▼

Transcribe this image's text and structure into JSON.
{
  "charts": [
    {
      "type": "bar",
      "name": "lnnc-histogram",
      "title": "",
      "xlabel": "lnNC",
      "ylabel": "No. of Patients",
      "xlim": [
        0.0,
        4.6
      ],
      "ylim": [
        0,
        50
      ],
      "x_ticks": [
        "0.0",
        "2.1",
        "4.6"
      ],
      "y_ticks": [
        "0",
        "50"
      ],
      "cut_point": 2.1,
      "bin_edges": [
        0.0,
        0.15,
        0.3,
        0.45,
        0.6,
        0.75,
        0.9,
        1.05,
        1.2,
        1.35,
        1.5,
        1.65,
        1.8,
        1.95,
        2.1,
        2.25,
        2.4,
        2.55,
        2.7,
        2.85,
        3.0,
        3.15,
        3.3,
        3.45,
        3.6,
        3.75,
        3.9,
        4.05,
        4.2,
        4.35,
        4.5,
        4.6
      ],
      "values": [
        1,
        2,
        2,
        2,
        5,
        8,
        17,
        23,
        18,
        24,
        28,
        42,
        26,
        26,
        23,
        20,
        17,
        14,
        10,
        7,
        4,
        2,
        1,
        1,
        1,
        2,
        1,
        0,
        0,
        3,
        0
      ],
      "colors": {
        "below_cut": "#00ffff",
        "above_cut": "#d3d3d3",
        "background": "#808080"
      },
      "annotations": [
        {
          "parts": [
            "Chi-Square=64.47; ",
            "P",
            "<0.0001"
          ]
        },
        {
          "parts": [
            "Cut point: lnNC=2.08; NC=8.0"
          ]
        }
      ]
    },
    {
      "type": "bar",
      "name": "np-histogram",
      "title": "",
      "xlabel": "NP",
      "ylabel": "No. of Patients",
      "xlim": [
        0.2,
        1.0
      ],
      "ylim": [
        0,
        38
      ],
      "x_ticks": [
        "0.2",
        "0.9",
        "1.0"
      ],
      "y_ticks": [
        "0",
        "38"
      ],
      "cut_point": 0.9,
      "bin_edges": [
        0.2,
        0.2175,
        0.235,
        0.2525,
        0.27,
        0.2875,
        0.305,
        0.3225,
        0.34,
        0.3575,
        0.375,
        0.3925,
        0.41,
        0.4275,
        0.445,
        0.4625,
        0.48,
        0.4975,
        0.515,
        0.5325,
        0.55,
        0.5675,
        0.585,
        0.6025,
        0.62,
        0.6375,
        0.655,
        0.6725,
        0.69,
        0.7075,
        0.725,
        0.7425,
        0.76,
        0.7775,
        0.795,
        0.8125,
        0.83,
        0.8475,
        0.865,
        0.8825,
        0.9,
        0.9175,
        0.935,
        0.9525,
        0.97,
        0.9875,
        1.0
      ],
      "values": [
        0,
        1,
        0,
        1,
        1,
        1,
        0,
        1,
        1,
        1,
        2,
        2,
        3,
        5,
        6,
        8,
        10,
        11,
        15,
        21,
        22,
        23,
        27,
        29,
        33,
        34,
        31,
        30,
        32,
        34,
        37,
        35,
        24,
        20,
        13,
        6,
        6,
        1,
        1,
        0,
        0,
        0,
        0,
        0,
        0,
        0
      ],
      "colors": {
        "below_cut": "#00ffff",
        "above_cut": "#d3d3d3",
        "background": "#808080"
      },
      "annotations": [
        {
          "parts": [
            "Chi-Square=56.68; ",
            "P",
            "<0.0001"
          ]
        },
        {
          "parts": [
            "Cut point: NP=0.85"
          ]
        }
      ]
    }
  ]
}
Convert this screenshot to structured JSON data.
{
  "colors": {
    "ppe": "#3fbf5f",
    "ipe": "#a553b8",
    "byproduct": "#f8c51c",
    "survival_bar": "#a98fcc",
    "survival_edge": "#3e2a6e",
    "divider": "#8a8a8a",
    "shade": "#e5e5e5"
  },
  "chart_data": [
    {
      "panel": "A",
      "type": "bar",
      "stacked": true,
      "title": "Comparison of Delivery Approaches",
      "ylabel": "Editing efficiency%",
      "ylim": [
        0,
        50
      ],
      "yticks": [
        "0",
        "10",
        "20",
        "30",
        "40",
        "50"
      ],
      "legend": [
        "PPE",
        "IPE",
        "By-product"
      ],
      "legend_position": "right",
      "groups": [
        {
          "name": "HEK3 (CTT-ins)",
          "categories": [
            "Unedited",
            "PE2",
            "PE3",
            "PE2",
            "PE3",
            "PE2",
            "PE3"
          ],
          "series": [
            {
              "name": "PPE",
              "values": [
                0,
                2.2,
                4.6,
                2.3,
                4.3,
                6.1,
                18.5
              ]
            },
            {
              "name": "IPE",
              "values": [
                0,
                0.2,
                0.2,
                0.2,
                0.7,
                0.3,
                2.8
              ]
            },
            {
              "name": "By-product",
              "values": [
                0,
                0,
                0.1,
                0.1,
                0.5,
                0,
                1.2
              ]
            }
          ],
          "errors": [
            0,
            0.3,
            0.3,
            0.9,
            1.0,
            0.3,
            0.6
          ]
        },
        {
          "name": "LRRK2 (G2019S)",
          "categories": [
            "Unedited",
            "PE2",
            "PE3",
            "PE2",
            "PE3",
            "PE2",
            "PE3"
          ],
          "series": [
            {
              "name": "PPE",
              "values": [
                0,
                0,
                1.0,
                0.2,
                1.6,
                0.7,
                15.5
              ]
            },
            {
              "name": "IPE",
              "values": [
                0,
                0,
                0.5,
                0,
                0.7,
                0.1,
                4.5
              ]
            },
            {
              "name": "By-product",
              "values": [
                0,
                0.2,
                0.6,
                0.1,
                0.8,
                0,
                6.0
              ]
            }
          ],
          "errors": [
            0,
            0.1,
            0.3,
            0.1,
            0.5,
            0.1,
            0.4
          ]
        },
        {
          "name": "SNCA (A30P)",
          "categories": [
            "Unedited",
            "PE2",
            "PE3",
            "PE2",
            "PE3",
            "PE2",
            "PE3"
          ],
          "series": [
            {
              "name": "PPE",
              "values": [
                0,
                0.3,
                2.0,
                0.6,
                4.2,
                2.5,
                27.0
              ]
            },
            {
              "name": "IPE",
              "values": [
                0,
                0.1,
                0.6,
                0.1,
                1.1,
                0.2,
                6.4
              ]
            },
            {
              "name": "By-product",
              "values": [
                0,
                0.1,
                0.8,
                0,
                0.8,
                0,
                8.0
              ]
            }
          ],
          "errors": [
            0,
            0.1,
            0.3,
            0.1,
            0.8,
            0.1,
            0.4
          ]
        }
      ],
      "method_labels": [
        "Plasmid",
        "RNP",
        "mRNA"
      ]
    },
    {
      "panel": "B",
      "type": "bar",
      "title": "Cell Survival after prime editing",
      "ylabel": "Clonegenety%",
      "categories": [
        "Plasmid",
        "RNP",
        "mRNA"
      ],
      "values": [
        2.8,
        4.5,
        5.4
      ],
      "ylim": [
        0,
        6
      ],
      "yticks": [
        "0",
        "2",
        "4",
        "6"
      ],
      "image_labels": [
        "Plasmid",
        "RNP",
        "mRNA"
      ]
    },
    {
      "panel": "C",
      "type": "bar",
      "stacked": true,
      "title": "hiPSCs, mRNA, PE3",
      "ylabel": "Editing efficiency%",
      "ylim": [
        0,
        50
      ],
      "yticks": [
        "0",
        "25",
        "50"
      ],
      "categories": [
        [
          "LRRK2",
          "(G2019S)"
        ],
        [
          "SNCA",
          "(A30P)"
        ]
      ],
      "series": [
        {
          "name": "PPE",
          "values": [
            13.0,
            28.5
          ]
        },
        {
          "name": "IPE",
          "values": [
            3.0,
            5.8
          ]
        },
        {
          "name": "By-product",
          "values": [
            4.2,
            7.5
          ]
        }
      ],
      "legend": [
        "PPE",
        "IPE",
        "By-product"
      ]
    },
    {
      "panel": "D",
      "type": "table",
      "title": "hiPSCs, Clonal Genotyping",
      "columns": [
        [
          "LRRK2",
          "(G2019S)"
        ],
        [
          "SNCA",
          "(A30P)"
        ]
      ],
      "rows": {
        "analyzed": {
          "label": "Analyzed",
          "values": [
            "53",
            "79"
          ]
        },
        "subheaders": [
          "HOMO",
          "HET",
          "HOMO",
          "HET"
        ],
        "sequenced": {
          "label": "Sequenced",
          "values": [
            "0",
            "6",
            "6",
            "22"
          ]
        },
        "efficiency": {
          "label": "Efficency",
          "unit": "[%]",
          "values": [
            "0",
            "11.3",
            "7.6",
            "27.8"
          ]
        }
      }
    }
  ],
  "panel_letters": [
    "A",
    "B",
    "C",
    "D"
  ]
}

▲

### ASSIGNED TASK
Check each line of the records for the word "histogram" and extract those that contain it.

### SOLUTION FOR THIS PROBLEM
      "name": "lnnc-histogram",
      "name": "np-histogram",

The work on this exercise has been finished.